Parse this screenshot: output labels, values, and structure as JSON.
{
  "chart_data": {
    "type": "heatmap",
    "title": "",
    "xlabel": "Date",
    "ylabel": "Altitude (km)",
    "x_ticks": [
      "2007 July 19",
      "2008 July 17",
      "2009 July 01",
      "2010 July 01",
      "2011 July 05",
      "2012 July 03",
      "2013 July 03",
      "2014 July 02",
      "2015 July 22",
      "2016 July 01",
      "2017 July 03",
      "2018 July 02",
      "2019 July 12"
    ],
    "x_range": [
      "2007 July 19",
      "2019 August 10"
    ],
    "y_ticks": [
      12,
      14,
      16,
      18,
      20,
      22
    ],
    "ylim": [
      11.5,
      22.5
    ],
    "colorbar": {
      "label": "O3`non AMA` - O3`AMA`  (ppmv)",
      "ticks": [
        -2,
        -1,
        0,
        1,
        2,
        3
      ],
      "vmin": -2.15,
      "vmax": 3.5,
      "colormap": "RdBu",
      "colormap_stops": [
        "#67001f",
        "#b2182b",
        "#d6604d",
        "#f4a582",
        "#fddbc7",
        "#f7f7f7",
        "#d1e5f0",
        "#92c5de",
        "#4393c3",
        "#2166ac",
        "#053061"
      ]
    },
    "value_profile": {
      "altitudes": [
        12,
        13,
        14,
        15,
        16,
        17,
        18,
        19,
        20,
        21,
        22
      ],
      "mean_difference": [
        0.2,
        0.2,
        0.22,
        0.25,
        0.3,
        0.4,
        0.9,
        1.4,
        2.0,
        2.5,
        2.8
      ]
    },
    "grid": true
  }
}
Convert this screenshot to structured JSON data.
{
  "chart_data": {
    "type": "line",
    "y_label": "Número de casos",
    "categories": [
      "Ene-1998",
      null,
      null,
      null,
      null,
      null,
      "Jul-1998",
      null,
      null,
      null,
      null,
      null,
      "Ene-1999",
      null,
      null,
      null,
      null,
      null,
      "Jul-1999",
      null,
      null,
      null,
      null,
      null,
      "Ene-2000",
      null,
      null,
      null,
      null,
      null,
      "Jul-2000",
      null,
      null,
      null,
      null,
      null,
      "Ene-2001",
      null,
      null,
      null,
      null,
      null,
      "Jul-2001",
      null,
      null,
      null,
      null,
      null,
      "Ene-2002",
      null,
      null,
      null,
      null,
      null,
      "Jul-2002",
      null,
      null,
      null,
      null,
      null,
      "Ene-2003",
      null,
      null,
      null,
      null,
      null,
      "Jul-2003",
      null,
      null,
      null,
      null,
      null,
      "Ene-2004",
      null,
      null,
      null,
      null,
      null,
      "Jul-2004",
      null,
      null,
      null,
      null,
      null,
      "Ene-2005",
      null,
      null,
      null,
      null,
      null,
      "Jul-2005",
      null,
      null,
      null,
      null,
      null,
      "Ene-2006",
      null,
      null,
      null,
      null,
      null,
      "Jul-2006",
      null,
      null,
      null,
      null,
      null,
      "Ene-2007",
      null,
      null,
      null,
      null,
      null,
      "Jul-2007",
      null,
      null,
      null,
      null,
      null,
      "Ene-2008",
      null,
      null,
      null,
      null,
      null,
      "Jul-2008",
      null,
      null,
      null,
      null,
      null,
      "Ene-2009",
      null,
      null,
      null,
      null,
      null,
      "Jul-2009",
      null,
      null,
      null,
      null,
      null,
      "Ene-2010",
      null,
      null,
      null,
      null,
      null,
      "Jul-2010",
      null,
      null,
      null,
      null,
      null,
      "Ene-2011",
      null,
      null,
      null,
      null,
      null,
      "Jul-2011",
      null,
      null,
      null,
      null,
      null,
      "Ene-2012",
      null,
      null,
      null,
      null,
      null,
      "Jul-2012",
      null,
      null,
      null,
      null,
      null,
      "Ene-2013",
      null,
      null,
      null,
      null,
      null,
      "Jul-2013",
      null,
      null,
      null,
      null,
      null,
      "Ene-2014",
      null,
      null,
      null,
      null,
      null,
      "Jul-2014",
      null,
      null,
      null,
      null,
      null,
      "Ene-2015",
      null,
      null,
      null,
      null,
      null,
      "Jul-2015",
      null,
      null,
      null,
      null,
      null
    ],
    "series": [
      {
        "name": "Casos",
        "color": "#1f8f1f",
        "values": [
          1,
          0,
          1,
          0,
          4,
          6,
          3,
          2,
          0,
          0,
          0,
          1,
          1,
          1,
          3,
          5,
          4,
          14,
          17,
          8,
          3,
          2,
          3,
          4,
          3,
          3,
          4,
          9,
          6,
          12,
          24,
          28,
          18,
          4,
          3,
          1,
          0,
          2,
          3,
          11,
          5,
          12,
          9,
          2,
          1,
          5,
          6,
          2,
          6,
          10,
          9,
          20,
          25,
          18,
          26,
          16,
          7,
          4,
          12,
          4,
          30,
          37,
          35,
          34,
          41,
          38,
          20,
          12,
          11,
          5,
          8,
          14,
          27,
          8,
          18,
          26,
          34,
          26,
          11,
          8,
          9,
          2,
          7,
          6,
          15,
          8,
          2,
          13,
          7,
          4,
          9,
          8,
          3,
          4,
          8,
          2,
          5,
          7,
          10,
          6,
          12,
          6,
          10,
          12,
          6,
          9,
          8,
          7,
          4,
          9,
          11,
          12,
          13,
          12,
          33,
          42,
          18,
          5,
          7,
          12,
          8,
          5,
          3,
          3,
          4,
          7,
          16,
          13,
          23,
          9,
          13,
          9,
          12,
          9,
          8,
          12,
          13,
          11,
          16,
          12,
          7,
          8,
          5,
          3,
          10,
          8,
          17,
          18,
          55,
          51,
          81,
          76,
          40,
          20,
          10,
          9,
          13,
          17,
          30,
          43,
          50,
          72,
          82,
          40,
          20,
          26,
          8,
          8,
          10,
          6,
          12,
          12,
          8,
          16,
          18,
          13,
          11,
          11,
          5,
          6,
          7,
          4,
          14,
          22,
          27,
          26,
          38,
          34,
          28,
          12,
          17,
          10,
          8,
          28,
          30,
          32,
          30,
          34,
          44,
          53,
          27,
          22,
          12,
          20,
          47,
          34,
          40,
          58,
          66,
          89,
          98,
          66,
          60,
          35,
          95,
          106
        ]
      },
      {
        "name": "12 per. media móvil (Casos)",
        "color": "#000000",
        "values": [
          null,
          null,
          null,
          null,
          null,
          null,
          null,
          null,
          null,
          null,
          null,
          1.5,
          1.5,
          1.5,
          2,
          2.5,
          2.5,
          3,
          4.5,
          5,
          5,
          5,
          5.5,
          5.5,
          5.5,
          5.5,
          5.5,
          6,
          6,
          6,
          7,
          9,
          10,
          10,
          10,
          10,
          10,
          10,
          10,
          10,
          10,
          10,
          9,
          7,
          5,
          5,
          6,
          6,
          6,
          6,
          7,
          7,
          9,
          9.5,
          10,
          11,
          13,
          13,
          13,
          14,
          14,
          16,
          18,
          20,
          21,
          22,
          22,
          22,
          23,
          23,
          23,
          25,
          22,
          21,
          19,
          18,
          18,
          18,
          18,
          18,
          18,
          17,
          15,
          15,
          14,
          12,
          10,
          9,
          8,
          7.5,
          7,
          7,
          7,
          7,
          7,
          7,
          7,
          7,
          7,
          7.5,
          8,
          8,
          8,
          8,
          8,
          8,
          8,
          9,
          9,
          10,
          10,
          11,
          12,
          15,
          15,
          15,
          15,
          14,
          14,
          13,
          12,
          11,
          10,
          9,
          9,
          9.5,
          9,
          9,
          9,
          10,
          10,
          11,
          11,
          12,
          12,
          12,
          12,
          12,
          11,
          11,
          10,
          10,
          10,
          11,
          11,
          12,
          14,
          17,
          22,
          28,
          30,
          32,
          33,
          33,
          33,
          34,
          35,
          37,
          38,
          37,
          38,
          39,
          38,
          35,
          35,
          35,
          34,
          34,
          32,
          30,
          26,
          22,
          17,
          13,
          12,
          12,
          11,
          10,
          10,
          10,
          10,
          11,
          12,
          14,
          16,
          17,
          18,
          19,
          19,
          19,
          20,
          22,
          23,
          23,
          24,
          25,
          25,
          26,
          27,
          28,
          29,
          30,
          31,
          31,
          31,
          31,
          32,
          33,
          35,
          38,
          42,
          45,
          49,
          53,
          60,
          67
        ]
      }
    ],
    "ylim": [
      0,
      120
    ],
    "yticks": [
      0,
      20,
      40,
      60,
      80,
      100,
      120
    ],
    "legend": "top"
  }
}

━━━━━━━━━━━━━━━━━━━━━━━━━━━━━━

• _Short task_: From the listing above, collect every line that mentions the word "JSON".

• _Task solution_:
Parse this screenshot: output labels, values, and structure as JSON.
Convert this screenshot to structured JSON data.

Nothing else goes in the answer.